Data entries
+ + + +

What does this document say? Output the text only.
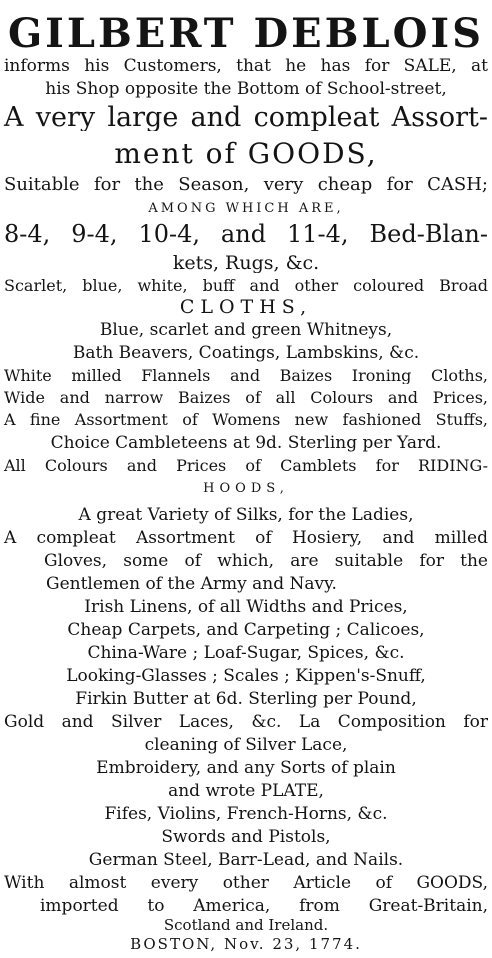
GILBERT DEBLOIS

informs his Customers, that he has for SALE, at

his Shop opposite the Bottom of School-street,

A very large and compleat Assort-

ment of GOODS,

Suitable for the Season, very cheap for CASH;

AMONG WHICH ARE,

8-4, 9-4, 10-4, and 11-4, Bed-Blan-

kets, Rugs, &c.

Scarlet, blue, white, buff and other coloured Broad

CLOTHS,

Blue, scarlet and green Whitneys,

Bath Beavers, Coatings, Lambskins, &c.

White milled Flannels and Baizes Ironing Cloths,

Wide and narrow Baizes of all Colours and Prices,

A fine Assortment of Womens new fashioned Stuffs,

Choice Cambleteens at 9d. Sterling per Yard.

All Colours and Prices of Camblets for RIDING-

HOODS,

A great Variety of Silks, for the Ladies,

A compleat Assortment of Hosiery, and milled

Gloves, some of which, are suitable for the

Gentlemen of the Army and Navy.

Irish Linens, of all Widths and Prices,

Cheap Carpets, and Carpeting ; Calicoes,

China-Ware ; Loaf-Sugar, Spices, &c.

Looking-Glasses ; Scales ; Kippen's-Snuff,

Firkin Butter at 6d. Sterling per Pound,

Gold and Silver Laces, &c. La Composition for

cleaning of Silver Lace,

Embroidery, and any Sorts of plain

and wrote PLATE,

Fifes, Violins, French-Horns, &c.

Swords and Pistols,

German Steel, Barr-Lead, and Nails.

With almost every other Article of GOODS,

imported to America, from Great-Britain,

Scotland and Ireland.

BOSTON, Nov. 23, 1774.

+ + + +

» What the task asks: Copy every line of the records above that holds the word "Silver".

» Answer for this exercise:
Gold and Silver Laces, &c. La Composition for
cleaning of Silver Lace,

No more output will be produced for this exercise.